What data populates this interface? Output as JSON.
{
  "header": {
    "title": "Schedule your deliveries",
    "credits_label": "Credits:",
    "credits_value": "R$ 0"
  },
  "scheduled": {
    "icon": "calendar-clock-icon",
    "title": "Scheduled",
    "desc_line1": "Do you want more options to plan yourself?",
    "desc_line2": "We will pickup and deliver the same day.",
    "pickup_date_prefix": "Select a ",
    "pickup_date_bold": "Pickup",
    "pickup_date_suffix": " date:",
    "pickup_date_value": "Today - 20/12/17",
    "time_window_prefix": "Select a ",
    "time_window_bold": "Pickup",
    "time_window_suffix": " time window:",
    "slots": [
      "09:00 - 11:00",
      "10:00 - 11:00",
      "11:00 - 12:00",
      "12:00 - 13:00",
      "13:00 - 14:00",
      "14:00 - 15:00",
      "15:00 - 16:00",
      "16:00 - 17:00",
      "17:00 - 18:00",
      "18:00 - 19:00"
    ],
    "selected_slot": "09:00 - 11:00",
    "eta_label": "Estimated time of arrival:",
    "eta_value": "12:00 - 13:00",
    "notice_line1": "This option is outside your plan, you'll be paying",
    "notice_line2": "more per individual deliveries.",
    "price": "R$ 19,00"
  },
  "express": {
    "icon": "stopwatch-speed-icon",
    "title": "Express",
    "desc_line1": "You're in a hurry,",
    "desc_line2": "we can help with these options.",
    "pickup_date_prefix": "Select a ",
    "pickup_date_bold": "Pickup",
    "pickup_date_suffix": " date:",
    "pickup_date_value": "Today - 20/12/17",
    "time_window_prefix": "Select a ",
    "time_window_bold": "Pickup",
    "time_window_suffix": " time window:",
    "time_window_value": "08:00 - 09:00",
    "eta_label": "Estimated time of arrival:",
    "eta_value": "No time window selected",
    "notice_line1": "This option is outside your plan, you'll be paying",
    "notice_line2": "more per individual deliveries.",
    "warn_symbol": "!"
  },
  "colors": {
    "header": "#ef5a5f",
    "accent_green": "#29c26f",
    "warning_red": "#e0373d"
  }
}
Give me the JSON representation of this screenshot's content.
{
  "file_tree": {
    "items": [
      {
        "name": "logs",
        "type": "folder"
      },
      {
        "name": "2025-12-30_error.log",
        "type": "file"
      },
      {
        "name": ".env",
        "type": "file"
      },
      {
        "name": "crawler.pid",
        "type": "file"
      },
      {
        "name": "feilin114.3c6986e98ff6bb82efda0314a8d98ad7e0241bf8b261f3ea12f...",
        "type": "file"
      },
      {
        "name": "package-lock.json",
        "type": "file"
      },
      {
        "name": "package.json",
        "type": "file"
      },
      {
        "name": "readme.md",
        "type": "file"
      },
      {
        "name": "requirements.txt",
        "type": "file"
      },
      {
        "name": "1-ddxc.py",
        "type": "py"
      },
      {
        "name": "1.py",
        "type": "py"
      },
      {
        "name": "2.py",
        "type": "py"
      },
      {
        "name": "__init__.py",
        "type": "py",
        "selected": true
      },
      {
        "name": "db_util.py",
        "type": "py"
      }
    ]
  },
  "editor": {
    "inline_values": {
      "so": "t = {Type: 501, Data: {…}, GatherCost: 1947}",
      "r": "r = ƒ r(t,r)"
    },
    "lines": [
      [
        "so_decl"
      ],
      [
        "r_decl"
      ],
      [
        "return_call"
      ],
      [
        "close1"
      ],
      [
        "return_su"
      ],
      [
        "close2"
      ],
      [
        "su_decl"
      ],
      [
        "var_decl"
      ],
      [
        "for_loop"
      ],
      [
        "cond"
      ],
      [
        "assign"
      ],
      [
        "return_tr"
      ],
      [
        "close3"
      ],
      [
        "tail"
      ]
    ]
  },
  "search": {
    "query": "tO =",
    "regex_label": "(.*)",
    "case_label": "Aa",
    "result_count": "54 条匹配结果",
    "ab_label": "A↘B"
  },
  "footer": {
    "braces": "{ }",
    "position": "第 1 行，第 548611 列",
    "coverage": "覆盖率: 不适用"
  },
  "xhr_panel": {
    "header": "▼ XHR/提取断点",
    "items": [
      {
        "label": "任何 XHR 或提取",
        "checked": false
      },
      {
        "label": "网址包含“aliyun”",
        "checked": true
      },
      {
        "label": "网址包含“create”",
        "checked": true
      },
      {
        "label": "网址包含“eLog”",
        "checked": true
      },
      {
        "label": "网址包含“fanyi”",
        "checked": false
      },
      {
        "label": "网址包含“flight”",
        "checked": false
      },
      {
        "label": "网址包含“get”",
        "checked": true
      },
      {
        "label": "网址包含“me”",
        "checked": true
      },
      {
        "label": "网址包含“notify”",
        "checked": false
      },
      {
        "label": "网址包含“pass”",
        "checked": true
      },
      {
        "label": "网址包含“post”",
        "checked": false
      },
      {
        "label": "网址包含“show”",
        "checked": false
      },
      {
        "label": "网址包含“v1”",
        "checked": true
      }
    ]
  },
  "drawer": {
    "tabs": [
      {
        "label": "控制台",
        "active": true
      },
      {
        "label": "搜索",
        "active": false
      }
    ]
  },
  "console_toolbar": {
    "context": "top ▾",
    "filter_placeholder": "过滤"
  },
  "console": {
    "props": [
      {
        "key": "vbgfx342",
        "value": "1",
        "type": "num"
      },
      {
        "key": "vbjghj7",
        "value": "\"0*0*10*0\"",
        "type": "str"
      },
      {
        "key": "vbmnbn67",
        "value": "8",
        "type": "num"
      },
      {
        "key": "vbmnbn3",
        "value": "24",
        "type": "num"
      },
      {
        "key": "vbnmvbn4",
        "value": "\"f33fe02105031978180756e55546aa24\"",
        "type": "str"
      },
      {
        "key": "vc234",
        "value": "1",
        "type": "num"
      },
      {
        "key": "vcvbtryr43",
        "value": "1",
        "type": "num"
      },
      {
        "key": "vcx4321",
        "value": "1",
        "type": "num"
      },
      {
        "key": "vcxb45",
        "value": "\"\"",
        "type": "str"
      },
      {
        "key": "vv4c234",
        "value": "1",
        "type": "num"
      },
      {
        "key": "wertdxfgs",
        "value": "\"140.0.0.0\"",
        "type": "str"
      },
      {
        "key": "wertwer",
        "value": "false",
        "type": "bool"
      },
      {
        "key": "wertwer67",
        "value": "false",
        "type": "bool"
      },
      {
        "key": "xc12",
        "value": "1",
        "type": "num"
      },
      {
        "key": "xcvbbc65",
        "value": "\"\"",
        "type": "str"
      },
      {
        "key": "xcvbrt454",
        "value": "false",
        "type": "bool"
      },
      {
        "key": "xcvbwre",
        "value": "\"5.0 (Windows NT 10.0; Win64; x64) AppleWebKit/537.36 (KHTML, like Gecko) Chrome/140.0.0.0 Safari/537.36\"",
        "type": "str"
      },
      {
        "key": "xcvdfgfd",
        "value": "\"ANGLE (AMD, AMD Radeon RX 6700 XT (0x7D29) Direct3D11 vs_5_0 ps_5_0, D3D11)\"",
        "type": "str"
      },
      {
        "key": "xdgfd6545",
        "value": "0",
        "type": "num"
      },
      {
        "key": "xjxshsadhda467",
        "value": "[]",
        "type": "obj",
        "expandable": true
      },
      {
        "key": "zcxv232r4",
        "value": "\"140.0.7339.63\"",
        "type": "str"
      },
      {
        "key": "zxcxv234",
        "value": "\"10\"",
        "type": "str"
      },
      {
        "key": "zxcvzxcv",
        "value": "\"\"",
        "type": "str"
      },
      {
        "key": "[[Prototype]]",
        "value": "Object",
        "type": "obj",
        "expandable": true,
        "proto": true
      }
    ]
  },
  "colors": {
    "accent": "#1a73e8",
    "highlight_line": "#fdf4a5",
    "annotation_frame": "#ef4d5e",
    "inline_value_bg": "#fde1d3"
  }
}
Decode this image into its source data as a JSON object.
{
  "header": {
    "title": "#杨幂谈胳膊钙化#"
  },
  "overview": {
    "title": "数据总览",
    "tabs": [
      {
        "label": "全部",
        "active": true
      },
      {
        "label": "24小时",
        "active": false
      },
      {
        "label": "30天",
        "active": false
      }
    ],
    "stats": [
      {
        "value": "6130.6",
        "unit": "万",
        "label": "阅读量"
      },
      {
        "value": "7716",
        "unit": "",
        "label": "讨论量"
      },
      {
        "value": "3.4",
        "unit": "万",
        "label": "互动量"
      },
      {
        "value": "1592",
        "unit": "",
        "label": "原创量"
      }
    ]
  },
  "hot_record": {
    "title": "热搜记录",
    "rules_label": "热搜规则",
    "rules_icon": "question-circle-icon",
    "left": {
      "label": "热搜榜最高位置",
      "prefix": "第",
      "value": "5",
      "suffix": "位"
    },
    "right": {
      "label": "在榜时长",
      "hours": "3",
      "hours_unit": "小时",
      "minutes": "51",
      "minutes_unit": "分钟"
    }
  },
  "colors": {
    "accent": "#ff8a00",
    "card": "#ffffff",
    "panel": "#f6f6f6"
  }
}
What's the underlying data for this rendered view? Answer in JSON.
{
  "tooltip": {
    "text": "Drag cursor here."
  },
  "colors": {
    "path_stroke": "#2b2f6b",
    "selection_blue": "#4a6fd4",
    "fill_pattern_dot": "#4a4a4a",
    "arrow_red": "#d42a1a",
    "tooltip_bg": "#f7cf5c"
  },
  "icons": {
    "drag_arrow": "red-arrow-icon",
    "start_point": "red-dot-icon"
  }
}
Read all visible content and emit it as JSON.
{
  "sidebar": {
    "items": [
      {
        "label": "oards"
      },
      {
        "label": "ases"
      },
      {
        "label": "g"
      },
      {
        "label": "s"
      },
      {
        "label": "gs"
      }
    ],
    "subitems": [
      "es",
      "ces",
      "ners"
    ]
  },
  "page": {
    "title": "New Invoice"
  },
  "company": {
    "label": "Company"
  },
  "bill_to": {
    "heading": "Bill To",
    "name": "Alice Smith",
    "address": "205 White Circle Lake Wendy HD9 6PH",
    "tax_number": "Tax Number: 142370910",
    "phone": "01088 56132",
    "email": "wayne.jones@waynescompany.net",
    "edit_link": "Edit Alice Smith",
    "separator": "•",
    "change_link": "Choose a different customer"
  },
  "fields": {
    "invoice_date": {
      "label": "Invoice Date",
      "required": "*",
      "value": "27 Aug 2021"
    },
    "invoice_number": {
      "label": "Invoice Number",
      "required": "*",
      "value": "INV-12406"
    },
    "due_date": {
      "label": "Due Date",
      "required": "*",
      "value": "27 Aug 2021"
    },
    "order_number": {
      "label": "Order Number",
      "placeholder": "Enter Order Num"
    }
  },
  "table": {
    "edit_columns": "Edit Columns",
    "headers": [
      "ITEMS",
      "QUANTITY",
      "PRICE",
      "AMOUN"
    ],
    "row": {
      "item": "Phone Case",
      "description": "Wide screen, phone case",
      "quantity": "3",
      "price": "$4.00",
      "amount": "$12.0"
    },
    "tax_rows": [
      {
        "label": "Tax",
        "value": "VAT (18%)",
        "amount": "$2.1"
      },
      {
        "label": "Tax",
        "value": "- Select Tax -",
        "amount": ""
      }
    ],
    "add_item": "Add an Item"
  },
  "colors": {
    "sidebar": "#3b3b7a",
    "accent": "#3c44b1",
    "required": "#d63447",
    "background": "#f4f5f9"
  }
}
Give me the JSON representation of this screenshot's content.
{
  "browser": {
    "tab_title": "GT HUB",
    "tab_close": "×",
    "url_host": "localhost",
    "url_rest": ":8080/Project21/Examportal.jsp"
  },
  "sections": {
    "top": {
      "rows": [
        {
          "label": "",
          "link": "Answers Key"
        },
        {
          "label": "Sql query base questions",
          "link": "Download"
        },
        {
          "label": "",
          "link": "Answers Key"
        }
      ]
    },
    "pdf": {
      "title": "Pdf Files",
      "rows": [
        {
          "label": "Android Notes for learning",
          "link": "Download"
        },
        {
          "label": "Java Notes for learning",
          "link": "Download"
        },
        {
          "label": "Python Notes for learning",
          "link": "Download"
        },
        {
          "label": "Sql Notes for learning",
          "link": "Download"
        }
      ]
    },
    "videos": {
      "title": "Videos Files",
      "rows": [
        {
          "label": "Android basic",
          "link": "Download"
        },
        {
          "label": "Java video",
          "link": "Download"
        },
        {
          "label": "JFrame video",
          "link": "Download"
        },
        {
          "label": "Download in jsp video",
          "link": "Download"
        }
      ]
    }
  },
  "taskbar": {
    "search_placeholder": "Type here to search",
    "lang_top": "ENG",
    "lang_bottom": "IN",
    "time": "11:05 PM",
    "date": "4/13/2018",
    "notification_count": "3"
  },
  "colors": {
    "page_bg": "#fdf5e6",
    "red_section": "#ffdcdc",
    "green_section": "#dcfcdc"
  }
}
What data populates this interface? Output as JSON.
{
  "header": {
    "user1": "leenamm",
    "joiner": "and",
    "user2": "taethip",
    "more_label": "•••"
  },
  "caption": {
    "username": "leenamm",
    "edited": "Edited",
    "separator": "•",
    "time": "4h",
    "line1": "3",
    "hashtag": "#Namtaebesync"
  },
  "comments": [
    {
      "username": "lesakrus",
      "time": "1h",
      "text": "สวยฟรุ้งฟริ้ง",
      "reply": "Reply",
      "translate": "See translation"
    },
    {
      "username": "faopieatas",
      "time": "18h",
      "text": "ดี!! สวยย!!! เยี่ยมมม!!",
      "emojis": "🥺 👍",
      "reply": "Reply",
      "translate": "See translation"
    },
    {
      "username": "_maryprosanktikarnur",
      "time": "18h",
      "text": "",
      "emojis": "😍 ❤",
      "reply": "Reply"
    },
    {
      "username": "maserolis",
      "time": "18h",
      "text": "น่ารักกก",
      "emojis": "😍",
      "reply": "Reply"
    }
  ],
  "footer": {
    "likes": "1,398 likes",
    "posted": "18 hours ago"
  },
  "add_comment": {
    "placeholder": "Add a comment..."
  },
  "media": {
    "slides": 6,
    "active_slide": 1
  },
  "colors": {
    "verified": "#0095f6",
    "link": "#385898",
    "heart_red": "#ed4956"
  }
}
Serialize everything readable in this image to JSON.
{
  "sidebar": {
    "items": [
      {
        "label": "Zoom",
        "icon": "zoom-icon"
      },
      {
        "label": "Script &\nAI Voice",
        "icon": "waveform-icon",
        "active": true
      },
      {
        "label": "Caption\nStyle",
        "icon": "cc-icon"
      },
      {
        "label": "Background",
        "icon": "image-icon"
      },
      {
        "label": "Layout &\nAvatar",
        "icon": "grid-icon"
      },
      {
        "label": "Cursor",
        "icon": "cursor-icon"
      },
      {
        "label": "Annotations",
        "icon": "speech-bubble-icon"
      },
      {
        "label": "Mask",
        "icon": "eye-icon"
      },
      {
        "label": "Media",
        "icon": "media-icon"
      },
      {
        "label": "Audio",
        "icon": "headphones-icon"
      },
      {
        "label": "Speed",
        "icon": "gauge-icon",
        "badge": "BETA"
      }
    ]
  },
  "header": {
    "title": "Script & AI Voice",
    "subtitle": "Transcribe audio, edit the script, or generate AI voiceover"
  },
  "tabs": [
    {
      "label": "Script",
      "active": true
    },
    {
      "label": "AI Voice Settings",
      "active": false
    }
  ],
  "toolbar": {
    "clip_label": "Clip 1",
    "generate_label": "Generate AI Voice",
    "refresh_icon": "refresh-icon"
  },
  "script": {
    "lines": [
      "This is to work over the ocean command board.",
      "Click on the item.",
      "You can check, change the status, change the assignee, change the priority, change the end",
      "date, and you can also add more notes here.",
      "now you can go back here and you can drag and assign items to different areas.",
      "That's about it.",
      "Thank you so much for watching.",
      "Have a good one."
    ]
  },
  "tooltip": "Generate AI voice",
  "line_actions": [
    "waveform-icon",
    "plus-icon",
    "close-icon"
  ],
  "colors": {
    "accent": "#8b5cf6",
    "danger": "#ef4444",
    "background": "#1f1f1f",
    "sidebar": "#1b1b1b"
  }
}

◆ ◆ ◆ ◆ ◆

→ REQUIRED WORK
Where a line in the entries holds "Smith", copy that line.

→ CORRECT RESPONSE
    "name": "Alice Smith",
    "edit_link": "Edit Alice Smith",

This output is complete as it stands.